Stored entries:
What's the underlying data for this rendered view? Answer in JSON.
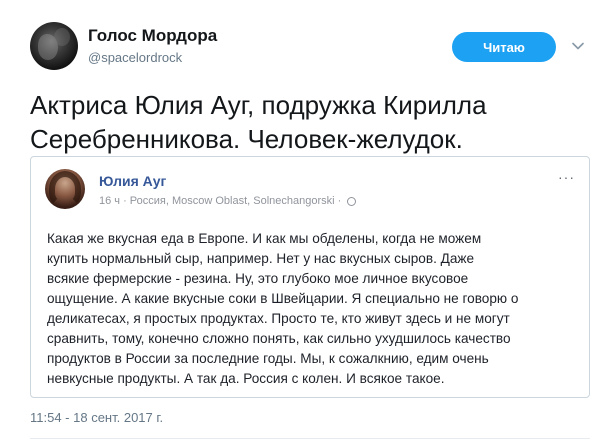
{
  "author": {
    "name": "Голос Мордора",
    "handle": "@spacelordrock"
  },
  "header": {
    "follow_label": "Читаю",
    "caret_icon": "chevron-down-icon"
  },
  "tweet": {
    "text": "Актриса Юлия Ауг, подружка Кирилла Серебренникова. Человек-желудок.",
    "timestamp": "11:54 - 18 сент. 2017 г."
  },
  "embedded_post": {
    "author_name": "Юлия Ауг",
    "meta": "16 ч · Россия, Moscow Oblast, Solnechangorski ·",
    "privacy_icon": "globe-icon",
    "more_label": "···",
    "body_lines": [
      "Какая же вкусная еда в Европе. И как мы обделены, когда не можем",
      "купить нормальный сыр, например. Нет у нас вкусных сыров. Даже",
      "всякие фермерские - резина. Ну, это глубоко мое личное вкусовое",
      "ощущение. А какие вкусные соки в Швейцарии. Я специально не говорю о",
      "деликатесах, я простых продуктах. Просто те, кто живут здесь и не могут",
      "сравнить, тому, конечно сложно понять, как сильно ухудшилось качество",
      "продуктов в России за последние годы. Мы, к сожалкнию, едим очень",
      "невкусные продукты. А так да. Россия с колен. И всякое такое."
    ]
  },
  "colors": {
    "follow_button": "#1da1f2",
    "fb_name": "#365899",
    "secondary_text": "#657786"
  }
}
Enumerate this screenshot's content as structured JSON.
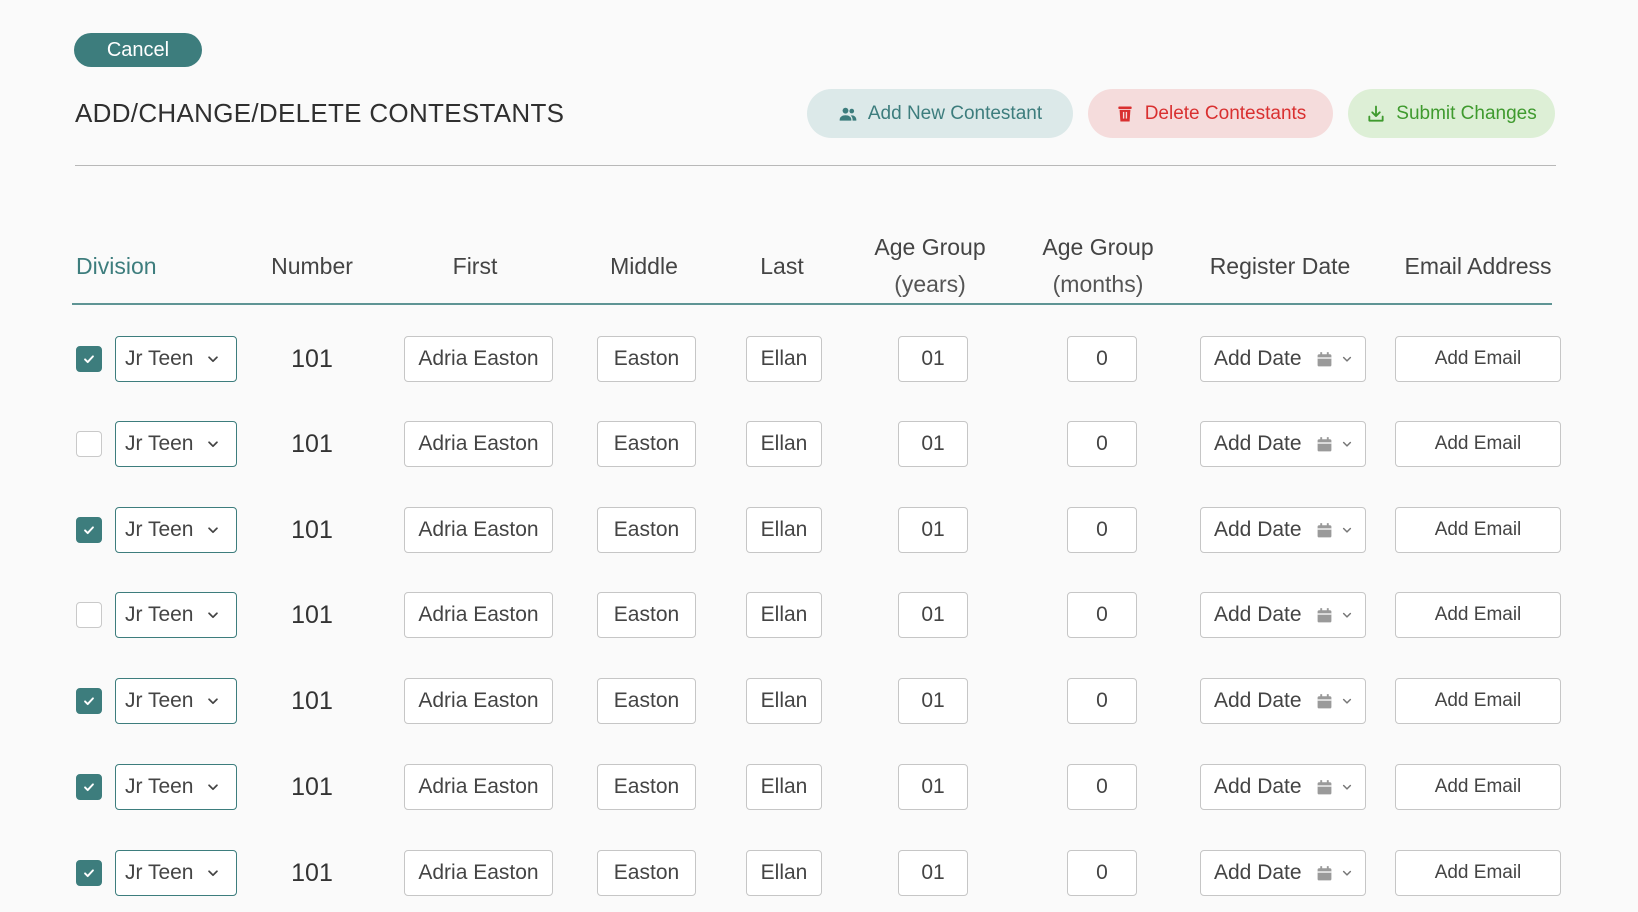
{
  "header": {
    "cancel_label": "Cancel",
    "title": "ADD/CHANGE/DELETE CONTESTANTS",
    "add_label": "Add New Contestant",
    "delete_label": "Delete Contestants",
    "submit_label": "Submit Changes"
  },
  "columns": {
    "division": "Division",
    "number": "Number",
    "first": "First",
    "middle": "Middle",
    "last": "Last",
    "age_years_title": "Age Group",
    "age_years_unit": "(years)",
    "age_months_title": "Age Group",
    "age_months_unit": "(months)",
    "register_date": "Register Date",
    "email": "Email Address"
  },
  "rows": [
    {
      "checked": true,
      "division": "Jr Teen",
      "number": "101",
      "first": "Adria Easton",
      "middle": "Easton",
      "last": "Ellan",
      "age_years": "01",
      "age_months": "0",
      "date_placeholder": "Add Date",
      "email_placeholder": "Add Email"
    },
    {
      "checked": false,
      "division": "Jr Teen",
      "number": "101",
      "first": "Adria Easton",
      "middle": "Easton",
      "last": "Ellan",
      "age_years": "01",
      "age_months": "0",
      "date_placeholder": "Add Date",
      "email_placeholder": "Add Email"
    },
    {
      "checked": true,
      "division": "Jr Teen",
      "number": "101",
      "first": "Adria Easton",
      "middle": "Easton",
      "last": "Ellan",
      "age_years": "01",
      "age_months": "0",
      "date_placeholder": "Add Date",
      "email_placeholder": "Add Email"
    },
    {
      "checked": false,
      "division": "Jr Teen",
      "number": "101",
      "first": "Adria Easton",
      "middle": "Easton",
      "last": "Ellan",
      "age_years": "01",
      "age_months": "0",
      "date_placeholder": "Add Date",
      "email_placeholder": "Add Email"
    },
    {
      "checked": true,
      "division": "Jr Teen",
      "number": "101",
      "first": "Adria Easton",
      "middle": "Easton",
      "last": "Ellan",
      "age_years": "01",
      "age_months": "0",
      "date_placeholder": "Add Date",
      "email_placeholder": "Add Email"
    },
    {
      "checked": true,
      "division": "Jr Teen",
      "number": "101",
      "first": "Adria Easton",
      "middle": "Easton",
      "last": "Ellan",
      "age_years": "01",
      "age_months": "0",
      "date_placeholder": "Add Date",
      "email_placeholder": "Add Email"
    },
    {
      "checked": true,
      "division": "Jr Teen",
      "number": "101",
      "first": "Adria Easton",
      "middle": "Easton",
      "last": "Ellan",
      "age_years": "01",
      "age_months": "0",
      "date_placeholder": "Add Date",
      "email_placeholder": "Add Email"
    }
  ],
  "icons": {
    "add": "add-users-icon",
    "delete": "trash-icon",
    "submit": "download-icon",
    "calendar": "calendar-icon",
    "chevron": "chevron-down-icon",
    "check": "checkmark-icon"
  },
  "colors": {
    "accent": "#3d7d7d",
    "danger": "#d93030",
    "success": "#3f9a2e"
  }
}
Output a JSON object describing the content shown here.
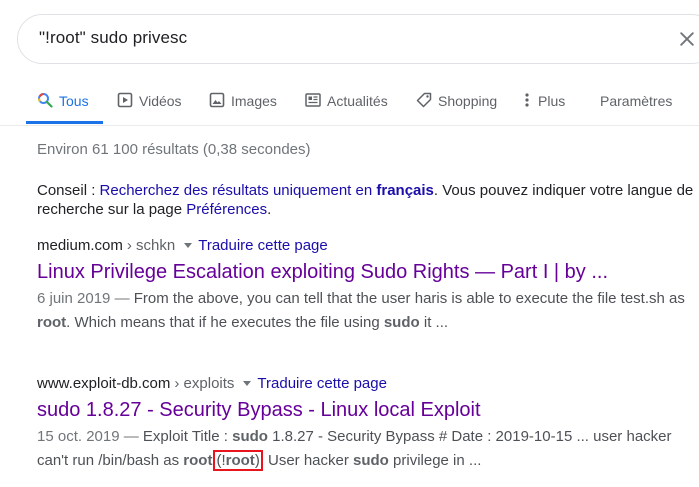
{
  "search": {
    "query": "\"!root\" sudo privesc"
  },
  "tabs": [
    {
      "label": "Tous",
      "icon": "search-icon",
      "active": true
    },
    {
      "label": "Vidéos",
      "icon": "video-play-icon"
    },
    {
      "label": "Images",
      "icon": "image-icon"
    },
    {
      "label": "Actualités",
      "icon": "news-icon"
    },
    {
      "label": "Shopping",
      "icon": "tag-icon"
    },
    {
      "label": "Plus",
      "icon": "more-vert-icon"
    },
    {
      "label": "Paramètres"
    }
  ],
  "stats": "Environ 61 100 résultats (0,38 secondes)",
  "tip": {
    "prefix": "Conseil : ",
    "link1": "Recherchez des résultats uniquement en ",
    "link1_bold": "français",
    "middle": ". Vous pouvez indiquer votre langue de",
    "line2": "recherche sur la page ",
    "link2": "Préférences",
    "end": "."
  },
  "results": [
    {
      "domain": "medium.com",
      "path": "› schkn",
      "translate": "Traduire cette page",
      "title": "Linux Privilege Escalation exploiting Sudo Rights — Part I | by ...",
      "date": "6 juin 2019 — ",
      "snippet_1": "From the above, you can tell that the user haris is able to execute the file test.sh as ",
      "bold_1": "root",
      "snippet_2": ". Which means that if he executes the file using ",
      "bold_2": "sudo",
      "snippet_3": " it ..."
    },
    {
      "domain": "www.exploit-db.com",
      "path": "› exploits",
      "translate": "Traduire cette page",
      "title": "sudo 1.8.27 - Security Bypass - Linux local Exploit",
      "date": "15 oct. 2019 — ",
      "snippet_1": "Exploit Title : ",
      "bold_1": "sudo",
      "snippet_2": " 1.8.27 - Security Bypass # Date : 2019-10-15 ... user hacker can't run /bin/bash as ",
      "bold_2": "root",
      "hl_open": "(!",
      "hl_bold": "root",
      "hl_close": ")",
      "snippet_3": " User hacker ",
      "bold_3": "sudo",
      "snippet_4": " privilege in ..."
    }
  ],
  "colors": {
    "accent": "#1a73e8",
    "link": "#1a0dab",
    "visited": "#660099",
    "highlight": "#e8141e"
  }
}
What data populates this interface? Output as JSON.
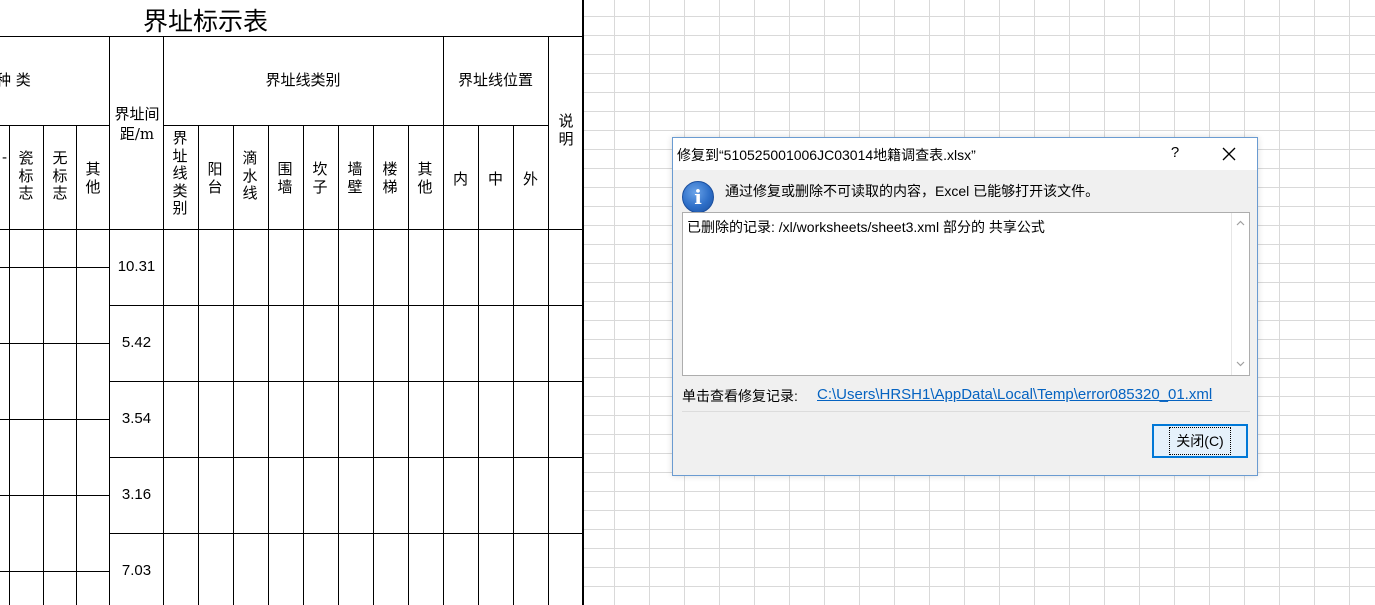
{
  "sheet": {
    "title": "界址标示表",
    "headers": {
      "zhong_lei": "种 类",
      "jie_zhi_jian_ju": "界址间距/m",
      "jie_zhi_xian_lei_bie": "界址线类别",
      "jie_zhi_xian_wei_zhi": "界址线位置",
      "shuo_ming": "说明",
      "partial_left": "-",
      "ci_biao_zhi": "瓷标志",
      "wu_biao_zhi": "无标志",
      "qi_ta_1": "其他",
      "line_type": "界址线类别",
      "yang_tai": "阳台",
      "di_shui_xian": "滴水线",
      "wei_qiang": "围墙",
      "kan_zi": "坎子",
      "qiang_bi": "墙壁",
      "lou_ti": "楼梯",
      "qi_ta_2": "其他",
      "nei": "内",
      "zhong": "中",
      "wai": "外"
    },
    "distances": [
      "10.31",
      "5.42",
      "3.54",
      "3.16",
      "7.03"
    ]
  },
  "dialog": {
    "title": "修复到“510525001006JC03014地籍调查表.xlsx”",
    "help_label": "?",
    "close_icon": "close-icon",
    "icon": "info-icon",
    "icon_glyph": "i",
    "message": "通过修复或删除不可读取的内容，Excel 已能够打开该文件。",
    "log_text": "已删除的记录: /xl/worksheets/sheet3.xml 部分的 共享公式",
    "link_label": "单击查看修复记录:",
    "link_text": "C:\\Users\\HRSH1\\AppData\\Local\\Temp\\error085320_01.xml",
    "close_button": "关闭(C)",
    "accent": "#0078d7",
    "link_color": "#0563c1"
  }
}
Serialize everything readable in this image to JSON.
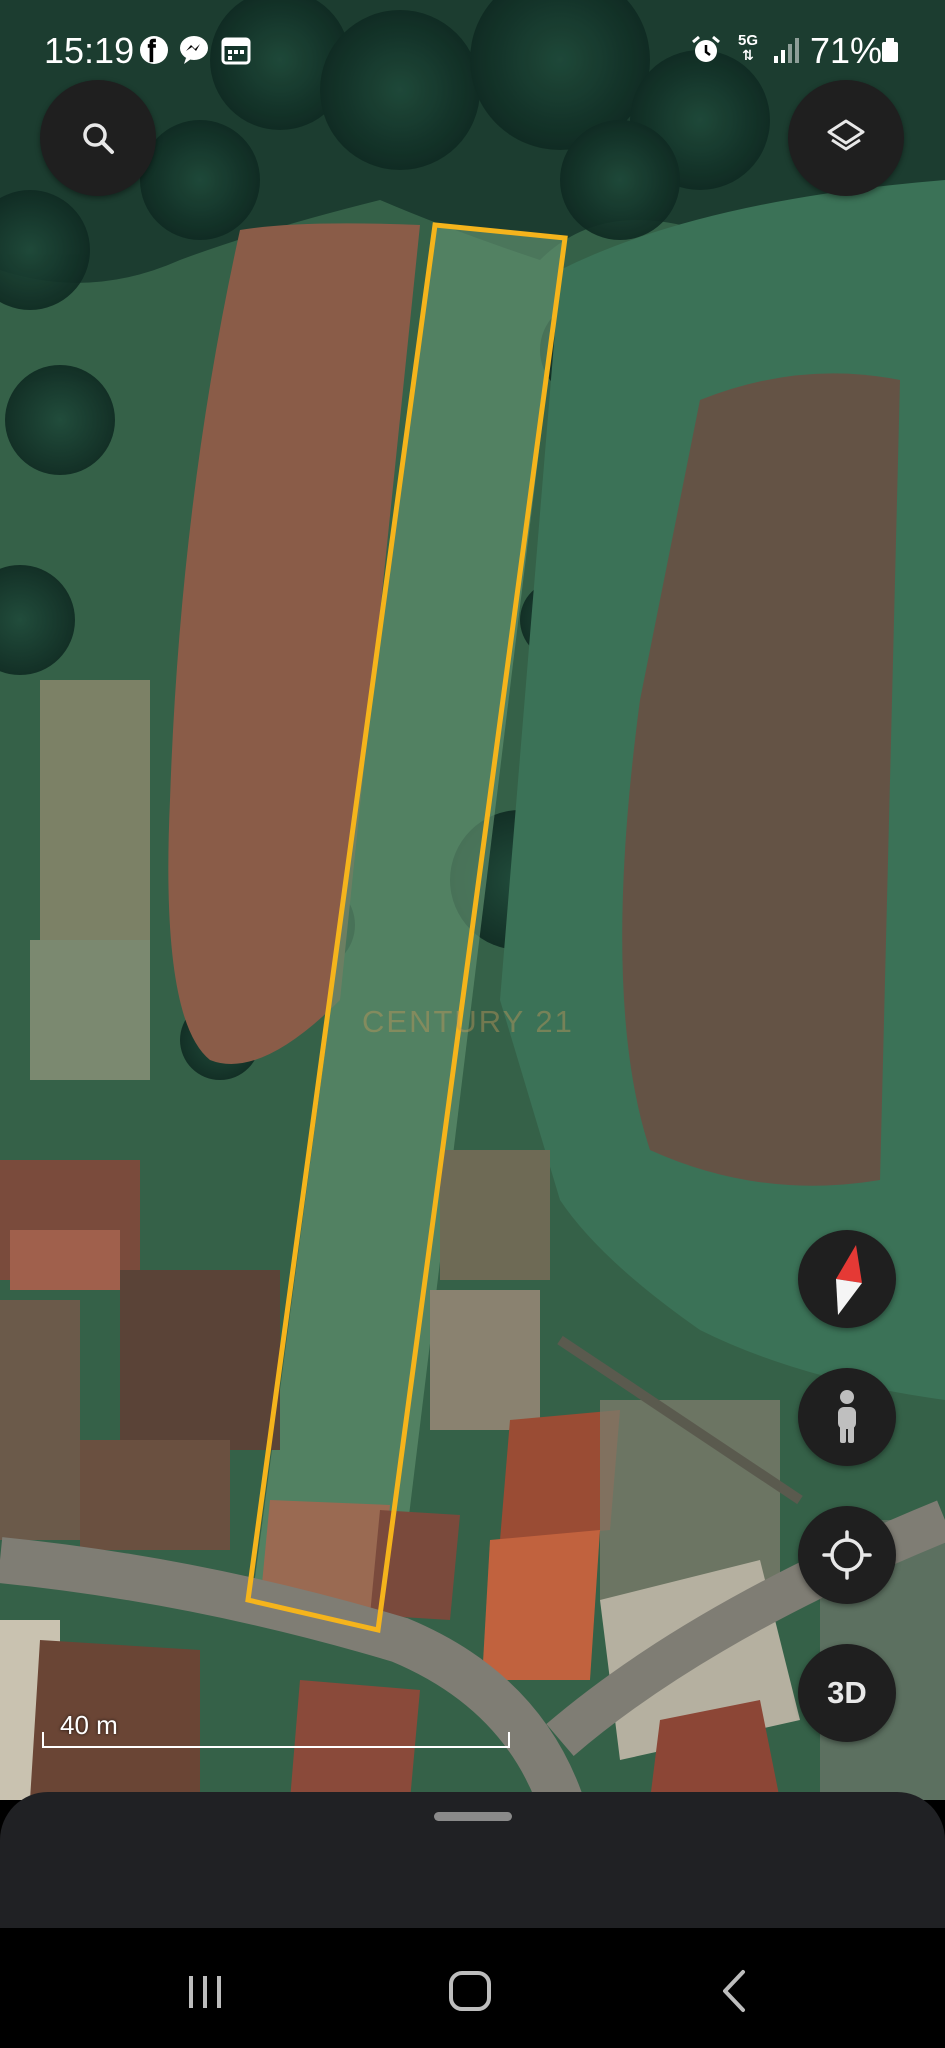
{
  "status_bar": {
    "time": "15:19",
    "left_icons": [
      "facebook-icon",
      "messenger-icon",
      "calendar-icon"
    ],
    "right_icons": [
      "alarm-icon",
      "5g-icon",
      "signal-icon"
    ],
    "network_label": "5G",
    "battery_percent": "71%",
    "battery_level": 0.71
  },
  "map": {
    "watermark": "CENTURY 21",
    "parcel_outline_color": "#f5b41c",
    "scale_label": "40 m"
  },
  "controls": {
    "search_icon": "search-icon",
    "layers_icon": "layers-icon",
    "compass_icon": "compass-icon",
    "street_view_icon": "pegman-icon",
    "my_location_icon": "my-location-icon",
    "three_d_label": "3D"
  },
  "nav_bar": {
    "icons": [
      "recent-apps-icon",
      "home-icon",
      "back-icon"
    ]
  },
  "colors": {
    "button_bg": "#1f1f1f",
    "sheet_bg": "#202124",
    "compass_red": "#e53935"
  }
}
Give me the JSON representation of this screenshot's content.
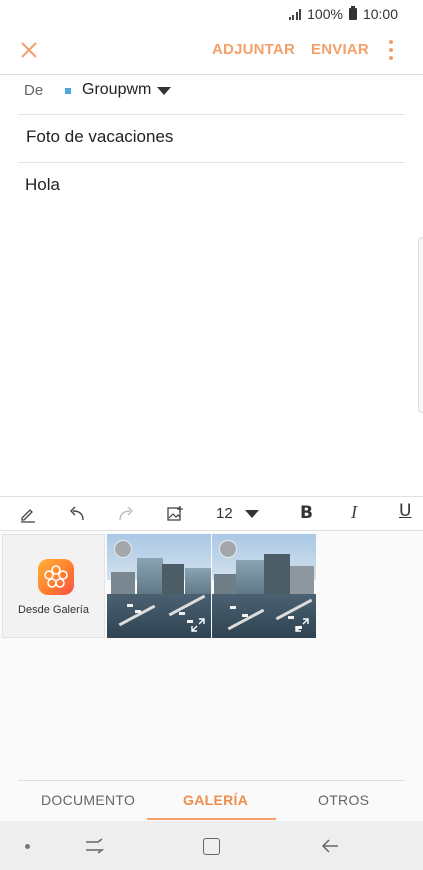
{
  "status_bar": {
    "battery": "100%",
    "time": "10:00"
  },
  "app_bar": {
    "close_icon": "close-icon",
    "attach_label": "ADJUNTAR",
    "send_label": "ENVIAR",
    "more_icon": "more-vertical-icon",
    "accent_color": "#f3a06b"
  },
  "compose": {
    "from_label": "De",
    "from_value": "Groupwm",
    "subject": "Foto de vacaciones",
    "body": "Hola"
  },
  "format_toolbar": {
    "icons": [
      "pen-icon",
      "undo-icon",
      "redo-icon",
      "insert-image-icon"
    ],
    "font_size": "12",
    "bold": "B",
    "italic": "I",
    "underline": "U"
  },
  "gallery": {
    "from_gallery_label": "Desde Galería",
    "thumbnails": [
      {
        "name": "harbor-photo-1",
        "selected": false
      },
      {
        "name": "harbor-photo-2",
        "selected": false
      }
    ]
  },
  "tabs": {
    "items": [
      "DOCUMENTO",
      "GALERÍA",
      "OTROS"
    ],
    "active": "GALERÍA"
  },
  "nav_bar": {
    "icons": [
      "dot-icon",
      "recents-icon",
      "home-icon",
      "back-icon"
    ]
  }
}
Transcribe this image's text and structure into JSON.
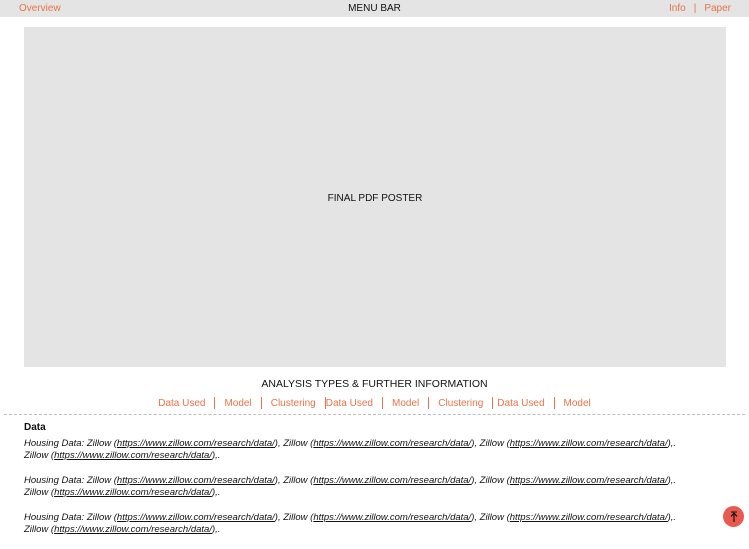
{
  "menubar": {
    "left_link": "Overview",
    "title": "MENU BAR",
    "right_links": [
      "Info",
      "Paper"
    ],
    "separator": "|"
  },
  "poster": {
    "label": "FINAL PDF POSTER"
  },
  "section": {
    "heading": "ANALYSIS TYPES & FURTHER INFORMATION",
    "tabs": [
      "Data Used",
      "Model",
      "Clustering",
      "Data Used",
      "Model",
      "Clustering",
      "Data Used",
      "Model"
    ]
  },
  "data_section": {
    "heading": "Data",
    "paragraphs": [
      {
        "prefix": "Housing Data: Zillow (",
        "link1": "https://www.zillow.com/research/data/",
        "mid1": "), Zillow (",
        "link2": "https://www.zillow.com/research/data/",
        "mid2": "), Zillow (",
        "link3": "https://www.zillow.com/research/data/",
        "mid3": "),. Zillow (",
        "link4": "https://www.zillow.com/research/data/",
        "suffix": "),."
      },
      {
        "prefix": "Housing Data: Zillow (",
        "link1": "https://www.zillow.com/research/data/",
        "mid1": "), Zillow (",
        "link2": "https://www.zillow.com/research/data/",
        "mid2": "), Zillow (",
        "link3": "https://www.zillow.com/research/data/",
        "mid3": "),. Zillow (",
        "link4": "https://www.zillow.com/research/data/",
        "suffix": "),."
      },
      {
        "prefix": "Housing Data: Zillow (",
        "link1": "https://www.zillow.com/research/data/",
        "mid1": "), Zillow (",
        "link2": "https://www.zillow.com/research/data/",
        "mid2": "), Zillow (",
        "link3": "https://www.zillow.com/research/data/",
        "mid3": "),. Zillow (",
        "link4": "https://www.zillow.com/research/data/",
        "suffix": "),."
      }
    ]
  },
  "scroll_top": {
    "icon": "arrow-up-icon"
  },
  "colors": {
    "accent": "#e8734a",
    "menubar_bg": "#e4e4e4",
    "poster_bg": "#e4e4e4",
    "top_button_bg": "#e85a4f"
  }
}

What is asked:
Write out each line of the data that holds the string "Юлия".

Answer below:
    "text": "Актриса Юлия Ауг, подружка Кирилла Серебренникова. Человек-желудок.",
    "author_name": "Юлия Ауг",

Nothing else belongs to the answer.